Begin
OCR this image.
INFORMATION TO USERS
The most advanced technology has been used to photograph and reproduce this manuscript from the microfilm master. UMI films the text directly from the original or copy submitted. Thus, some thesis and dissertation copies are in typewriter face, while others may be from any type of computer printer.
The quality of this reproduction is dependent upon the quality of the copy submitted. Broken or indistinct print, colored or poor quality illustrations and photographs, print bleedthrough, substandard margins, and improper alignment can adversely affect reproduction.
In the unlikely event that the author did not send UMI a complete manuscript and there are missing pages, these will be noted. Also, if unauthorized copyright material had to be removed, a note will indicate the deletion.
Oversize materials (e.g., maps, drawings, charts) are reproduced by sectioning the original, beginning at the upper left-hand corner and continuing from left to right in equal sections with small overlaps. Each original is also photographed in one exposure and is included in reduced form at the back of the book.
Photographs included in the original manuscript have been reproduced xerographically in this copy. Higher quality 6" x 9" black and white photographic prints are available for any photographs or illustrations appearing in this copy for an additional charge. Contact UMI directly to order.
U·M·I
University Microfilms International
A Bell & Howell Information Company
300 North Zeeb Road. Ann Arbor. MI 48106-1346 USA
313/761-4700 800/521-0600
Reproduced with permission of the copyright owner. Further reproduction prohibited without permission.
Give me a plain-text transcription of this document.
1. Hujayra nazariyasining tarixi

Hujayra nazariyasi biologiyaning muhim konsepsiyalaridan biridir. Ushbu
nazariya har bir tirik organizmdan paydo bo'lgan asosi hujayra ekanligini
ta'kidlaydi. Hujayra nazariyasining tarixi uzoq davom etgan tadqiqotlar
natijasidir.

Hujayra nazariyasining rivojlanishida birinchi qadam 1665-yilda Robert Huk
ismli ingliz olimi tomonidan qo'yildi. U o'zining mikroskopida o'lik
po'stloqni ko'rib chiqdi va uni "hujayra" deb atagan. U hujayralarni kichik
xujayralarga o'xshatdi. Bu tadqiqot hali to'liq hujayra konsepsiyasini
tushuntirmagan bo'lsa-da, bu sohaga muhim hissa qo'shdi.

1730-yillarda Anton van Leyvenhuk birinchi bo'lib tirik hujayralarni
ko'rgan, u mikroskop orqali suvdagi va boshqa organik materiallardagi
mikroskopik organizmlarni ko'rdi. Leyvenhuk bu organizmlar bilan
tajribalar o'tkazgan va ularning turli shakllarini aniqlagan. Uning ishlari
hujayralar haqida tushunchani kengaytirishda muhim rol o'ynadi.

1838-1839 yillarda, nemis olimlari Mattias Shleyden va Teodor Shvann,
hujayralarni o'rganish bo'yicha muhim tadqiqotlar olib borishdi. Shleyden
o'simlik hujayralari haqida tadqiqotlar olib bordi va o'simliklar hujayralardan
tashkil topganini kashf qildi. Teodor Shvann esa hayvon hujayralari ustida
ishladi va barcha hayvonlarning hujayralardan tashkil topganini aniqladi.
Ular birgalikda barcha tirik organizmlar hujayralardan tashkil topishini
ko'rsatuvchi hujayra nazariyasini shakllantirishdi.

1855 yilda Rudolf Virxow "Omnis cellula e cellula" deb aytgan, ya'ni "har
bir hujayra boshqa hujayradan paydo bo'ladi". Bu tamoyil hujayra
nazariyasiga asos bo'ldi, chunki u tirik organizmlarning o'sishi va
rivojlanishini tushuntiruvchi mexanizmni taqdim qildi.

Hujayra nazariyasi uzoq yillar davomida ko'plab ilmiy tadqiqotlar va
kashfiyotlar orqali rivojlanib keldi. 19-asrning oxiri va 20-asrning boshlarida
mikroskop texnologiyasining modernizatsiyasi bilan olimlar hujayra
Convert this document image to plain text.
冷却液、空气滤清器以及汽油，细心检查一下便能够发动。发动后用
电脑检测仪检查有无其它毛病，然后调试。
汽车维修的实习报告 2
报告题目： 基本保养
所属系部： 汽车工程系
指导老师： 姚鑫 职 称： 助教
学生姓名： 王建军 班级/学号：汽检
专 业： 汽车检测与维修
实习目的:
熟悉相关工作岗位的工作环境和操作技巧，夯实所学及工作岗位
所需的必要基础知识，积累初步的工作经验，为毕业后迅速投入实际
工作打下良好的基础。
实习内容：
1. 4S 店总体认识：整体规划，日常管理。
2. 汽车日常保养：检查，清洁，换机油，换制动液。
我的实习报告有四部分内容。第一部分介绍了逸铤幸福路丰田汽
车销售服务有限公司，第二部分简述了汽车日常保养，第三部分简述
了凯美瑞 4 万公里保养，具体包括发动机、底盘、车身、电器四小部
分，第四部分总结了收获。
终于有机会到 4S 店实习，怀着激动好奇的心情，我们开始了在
End
**Exercise requirements**
All lines from the line containing "Convert this document image to plain text." through the end of the listing above are to be duplicated exactly; include both ends and nothing further.

**Exercise solution**
Convert this document image to plain text.
冷却液、空气滤清器以及汽油，细心检查一下便能够发动。发动后用
电脑检测仪检查有无其它毛病，然后调试。
汽车维修的实习报告 2
报告题目： 基本保养
所属系部： 汽车工程系
指导老师： 姚鑫 职 称： 助教
学生姓名： 王建军 班级/学号：汽检
专 业： 汽车检测与维修
实习目的:
熟悉相关工作岗位的工作环境和操作技巧，夯实所学及工作岗位
所需的必要基础知识，积累初步的工作经验，为毕业后迅速投入实际
工作打下良好的基础。
实习内容：
1. 4S 店总体认识：整体规划，日常管理。
2. 汽车日常保养：检查，清洁，换机油，换制动液。
我的实习报告有四部分内容。第一部分介绍了逸铤幸福路丰田汽
车销售服务有限公司，第二部分简述了汽车日常保养，第三部分简述
了凯美瑞 4 万公里保养，具体包括发动机、底盘、车身、电器四小部
分，第四部分总结了收获。
终于有机会到 4S 店实习，怀着激动好奇的心情，我们开始了在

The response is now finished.